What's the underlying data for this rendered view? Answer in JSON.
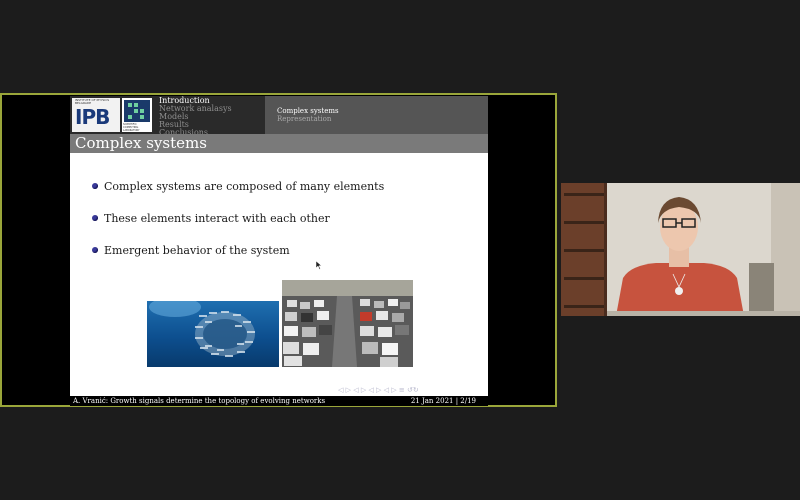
{
  "slide": {
    "logos": {
      "ipb_small_text": "INSTITUTE OF PHYSICS BELGRADE",
      "ipb_mark": "IPB",
      "scl_caption": "SCIENTIFIC COMPUTING LABORATORY"
    },
    "nav_sections": [
      {
        "label": "Introduction",
        "active": true
      },
      {
        "label": "Network analasys",
        "active": false
      },
      {
        "label": "Models",
        "active": false
      },
      {
        "label": "Results",
        "active": false
      },
      {
        "label": "Conclusions",
        "active": false
      }
    ],
    "current_section": "Complex systems",
    "current_subsection": "Representation",
    "frame_title": "Complex systems",
    "bullets": [
      "Complex systems are composed of many elements",
      "These elements interact with each other",
      "Emergent behavior of the system"
    ],
    "beamer_nav_symbols": "◁ ▷ ◁ ▷ ◁ ▷ ◁ ▷ ≡ ↺↻",
    "footer": {
      "author_title": "A. Vranić: Growth signals determine the topology of evolving networks",
      "date_page": "21 Jan 2021 | 2/19"
    }
  },
  "colors": {
    "share_border": "#9aa63a",
    "bullet": "#3a3a9a",
    "frametitle_bg": "#7a7a7a",
    "header_bg": "#2a2a2a"
  }
}
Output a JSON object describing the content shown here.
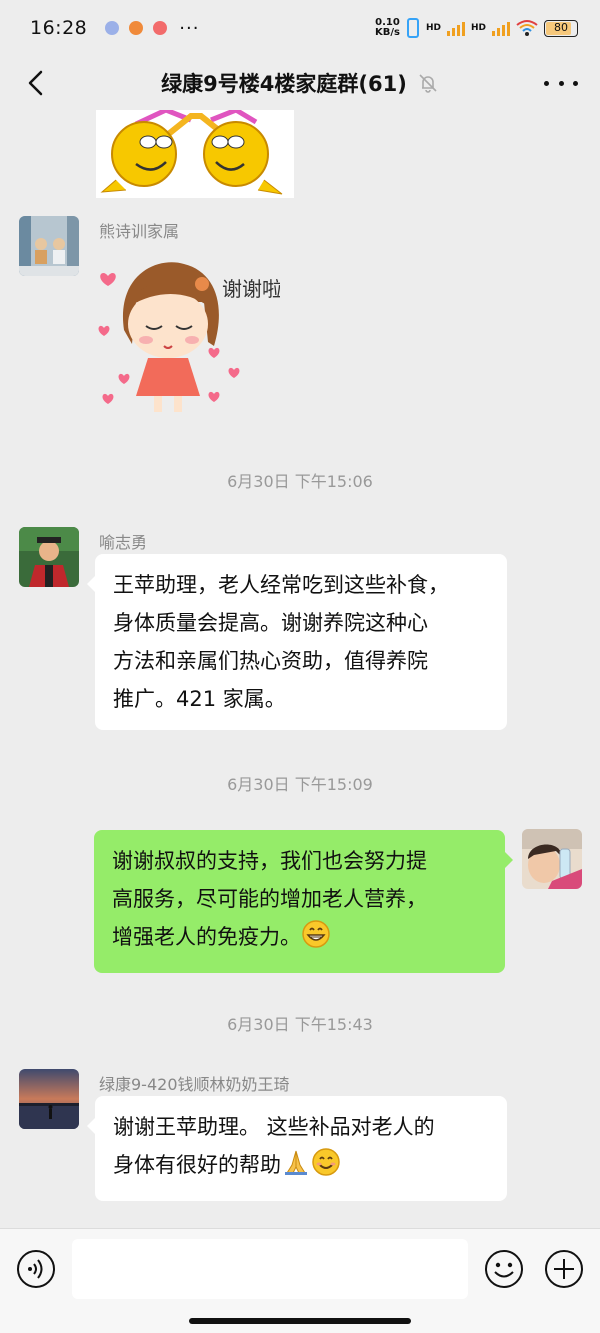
{
  "status_bar": {
    "time": "16:28",
    "more_dots": "···",
    "net_speed_value": "0.10",
    "net_speed_unit": "KB/s",
    "hd1": "HD",
    "hd2": "HD",
    "battery": "80"
  },
  "header": {
    "title": "绿康9号楼4楼家庭群(61)"
  },
  "messages": [
    {
      "sender": "熊诗训家属",
      "type": "sticker",
      "sticker_text": "谢谢啦!"
    },
    {
      "timestamp": "6月30日 下午15:06"
    },
    {
      "sender": "喻志勇",
      "text": "王苹助理，老人经常吃到这些补食，身体质量会提高。谢谢养院这种心方法和亲属们热心资助，值得养院推广。421 家属。",
      "lines": [
        "王苹助理，老人经常吃到这些补食，",
        "身体质量会提高。谢谢养院这种心",
        "方法和亲属们热心资助，值得养院",
        "推广。421 家属。"
      ]
    },
    {
      "timestamp": "6月30日 下午15:09"
    },
    {
      "sender": "self",
      "lines": [
        "谢谢叔叔的支持，我们也会努力提",
        "高服务，尽可能的增加老人营养，",
        "增强老人的免疫力。"
      ]
    },
    {
      "timestamp": "6月30日 下午15:43"
    },
    {
      "sender": "绿康9-420钱顺林奶奶王琦",
      "lines": [
        "谢谢王苹助理。 这些补品对老人的",
        "身体有很好的帮助"
      ]
    }
  ],
  "colors": {
    "background": "#ededed",
    "self_bubble": "#95ec69",
    "other_bubble": "#ffffff"
  }
}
..............................
• [Requirement]
Which lines contain "label"? Copy each of them out.

• [Expected answer]
        "label": "Introduction",
        "label": "Network analasys",
        "label": "Models",
        "label": "Results",
        "label": "Conclusions",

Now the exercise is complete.